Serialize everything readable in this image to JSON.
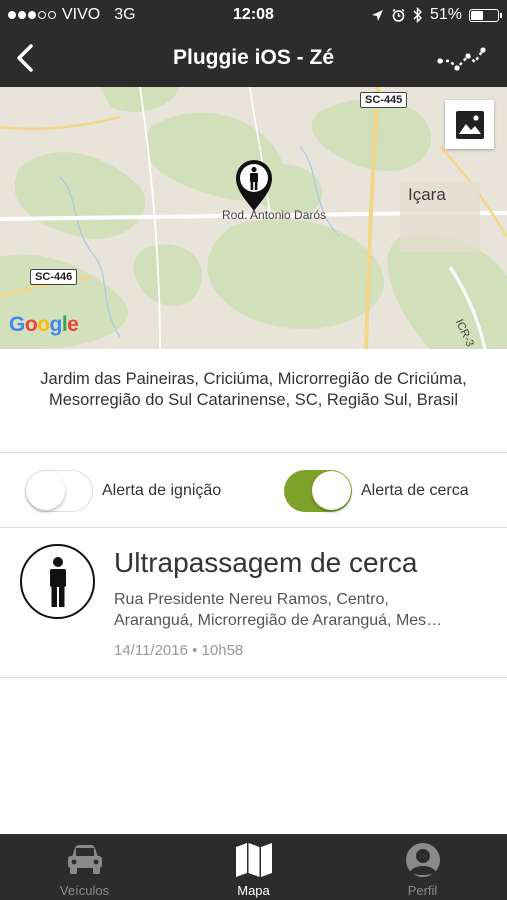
{
  "status_bar": {
    "carrier": "VIVO",
    "network": "3G",
    "time": "12:08",
    "battery": "51%",
    "battery_level": 0.51,
    "signal_bars": 3,
    "icons": [
      "location-arrow-icon",
      "alarm-icon",
      "bluetooth-icon",
      "battery-icon"
    ]
  },
  "nav": {
    "title": "Pluggie iOS - Zé",
    "back_icon": "chevron-left-icon",
    "logo_icon": "pluggie-logo-icon"
  },
  "map": {
    "shields": [
      "SC-445",
      "SC-446"
    ],
    "town": "Içara",
    "road": "Rod. Antonio Darós",
    "side_road": "ICR-3",
    "attribution": "Google",
    "toggle_icon": "image-icon",
    "pin_icon": "person-pin-icon"
  },
  "address": {
    "text": "Jardim das Paineiras, Criciúma, Microrregião de Criciúma, Mesorregião do Sul Catarinense, SC, Região Sul, Brasil"
  },
  "alerts": {
    "ignition": {
      "label": "Alerta de ignição",
      "enabled": false
    },
    "fence": {
      "label": "Alerta de cerca",
      "enabled": true
    },
    "accent_color": "#7ea229"
  },
  "event": {
    "title": "Ultrapassagem de cerca",
    "address_line1": "Rua Presidente Nereu Ramos, Centro,",
    "address_line2": "Araranguá, Microrregião de Araranguá, Mes…",
    "timestamp": "14/11/2016 • 10h58",
    "icon": "person-icon"
  },
  "tabs": [
    {
      "label": "Veículos",
      "icon": "car-icon",
      "active": false
    },
    {
      "label": "Mapa",
      "icon": "map-icon",
      "active": true
    },
    {
      "label": "Perfil",
      "icon": "profile-icon",
      "active": false
    }
  ]
}
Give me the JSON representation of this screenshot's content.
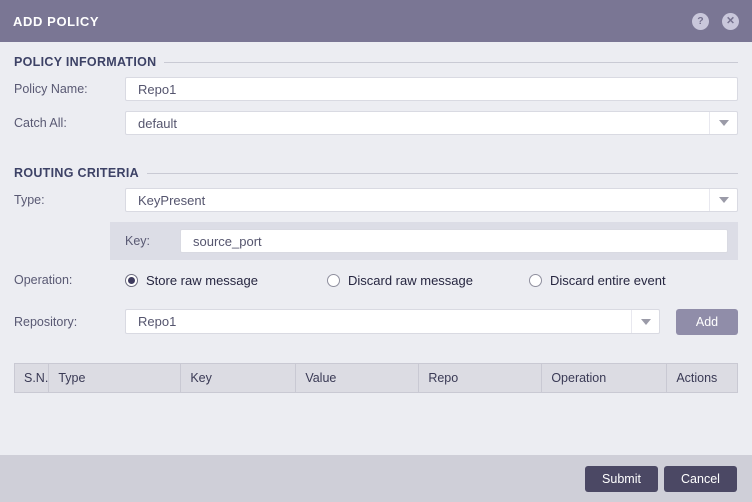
{
  "dialog": {
    "title": "ADD POLICY",
    "help_glyph": "?",
    "close_glyph": "✕"
  },
  "sections": {
    "policy_information": {
      "title": "POLICY INFORMATION"
    },
    "routing_criteria": {
      "title": "ROUTING CRITERIA"
    }
  },
  "fields": {
    "policy_name": {
      "label": "Policy Name:",
      "value": "Repo1"
    },
    "catch_all": {
      "label": "Catch All:",
      "value": "default"
    },
    "type": {
      "label": "Type:",
      "value": "KeyPresent"
    },
    "key": {
      "label": "Key:",
      "value": "source_port"
    },
    "operation": {
      "label": "Operation:",
      "options": [
        {
          "label": "Store raw message",
          "selected": true
        },
        {
          "label": "Discard raw message",
          "selected": false
        },
        {
          "label": "Discard entire event",
          "selected": false
        }
      ]
    },
    "repository": {
      "label": "Repository:",
      "value": "Repo1",
      "add_button": "Add"
    }
  },
  "table": {
    "columns": [
      "S.N.",
      "Type",
      "Key",
      "Value",
      "Repo",
      "Operation",
      "Actions"
    ],
    "rows": []
  },
  "footer": {
    "submit": "Submit",
    "cancel": "Cancel"
  },
  "colors": {
    "header_bg": "#7a7694",
    "body_bg": "#ecedf2",
    "section_title": "#3d4266",
    "subpanel_bg": "#dcdde6",
    "table_header_bg": "#dcdce3",
    "footer_bg": "#cfcfd8",
    "primary_button_bg": "#4b4864",
    "add_button_bg": "#908da9",
    "radio_selected": "#3e3b5e"
  }
}
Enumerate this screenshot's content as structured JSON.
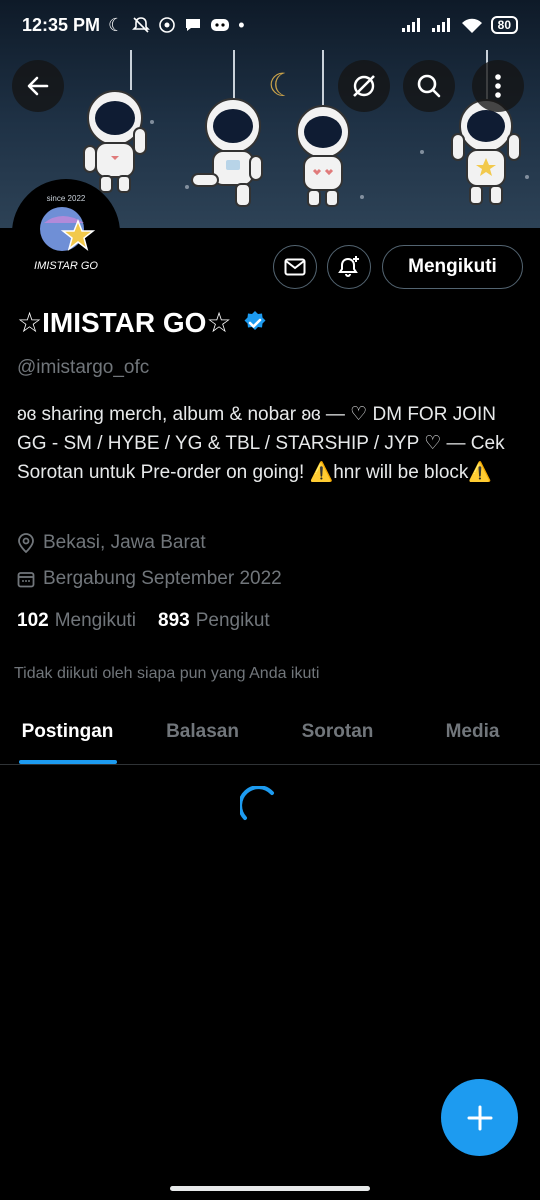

- **THE PROBLEM**
Of the lines in the entries above, how many include "Microrregião"? Only the number should be given.

- **FULL ANSWER**
2